Copy out the entries in full and with complete accuracy; pictures are excluded.
═══
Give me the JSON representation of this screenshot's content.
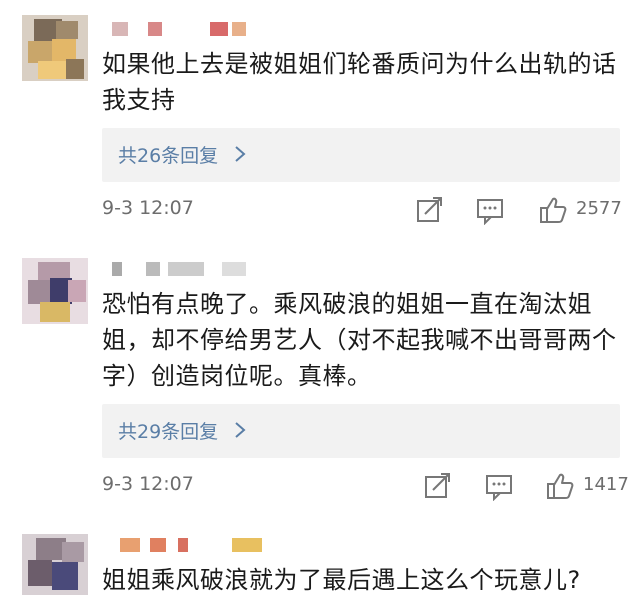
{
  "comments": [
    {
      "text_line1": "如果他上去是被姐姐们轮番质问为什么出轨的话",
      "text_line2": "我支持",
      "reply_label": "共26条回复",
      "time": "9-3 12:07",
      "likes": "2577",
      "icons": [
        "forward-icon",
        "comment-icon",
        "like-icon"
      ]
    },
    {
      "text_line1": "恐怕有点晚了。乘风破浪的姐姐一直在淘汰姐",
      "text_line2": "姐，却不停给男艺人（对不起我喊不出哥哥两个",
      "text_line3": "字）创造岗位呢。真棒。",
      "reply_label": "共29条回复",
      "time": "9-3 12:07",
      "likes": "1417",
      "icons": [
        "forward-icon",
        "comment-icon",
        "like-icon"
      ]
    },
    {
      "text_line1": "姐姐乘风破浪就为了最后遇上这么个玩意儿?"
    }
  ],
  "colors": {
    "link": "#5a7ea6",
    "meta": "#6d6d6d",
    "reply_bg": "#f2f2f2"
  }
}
═══
▶ [SOLUTION TO THE PROBLEM]
Give me the JSON representation of this screenshot's content.
{
  "comments": [
    {
      "text_line1": "如果他上去是被姐姐们轮番质问为什么出轨的话",
      "text_line2": "我支持",
      "reply_label": "共26条回复",
      "time": "9-3 12:07",
      "likes": "2577",
      "icons": [
        "forward-icon",
        "comment-icon",
        "like-icon"
      ]
    },
    {
      "text_line1": "恐怕有点晚了。乘风破浪的姐姐一直在淘汰姐",
      "text_line2": "姐，却不停给男艺人（对不起我喊不出哥哥两个",
      "text_line3": "字）创造岗位呢。真棒。",
      "reply_label": "共29条回复",
      "time": "9-3 12:07",
      "likes": "1417",
      "icons": [
        "forward-icon",
        "comment-icon",
        "like-icon"
      ]
    },
    {
      "text_line1": "姐姐乘风破浪就为了最后遇上这么个玩意儿?"
    }
  ],
  "colors": {
    "link": "#5a7ea6",
    "meta": "#6d6d6d",
    "reply_bg": "#f2f2f2"
  }
}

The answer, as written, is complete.